* [Data provided]:
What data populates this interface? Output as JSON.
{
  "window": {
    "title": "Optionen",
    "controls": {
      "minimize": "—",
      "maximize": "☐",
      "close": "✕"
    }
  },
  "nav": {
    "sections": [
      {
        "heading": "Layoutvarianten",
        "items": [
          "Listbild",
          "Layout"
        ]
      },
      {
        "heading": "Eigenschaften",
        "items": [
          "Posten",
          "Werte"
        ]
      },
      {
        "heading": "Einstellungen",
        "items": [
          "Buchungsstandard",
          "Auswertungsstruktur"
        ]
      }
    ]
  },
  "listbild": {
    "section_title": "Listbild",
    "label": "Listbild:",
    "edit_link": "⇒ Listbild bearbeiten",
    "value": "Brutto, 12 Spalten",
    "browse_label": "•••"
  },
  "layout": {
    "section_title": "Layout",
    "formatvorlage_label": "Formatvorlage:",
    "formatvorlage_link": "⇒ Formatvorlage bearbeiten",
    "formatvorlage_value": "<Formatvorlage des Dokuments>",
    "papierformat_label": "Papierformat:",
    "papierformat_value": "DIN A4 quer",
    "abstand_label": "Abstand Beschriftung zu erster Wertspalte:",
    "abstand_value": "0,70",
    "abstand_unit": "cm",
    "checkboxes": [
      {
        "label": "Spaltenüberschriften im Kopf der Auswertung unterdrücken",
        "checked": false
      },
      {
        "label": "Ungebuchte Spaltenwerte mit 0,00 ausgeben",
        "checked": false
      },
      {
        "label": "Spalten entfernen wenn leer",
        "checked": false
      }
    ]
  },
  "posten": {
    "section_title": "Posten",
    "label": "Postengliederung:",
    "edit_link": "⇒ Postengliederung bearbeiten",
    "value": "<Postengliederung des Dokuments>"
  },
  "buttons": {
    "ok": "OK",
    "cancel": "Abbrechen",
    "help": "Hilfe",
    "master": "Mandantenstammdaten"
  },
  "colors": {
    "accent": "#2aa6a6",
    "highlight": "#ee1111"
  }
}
--
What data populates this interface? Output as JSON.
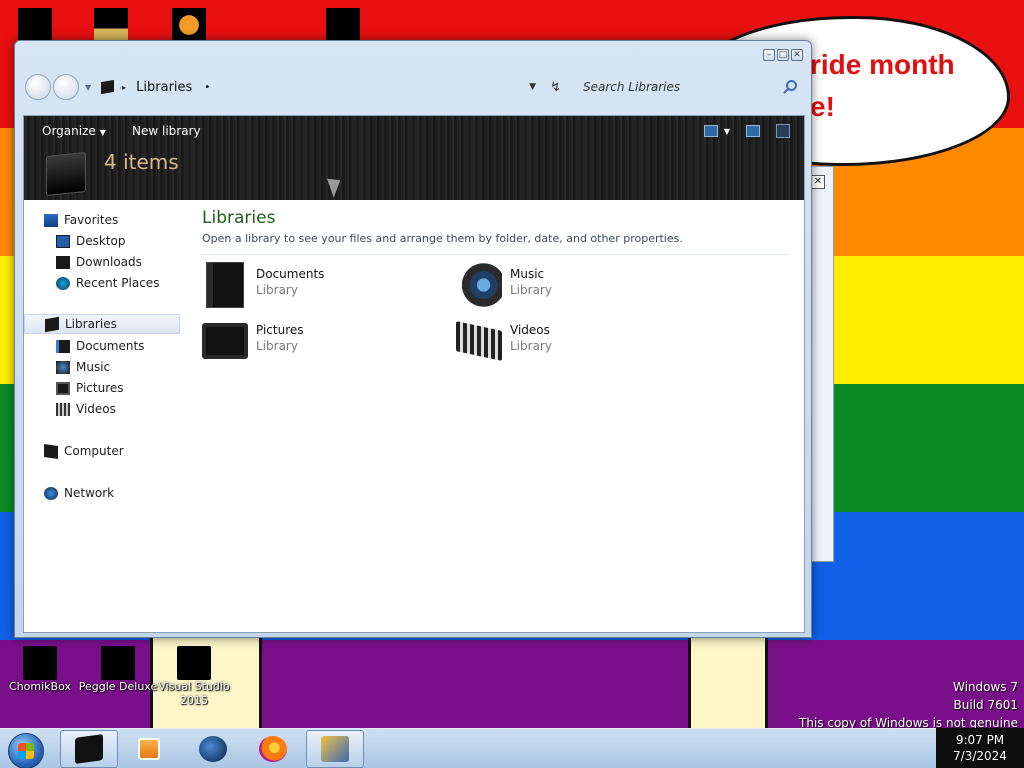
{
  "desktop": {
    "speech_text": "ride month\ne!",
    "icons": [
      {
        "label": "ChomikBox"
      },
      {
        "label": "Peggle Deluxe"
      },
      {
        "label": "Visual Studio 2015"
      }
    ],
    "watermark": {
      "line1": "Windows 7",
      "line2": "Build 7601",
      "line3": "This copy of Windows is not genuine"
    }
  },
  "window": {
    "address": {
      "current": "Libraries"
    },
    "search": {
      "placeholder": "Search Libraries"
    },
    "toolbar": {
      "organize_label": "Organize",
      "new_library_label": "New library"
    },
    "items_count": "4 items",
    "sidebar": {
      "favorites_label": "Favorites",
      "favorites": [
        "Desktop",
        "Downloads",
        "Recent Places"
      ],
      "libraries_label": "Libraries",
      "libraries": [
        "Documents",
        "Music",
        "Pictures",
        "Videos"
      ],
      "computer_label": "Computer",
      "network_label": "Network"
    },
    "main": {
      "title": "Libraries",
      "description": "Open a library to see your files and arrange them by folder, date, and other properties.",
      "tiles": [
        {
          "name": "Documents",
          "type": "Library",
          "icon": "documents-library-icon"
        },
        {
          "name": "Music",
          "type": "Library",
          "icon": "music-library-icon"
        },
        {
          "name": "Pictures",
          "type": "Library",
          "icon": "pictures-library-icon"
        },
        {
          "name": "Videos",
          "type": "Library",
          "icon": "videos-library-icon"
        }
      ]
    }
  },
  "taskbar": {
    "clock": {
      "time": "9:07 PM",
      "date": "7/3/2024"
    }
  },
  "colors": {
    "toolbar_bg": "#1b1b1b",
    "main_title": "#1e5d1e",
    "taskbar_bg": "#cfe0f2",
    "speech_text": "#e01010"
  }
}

* [Your objective]:
In the data above, tally the lines holding "bearbeiten" and answer with the figure only.

* [Response below]:
3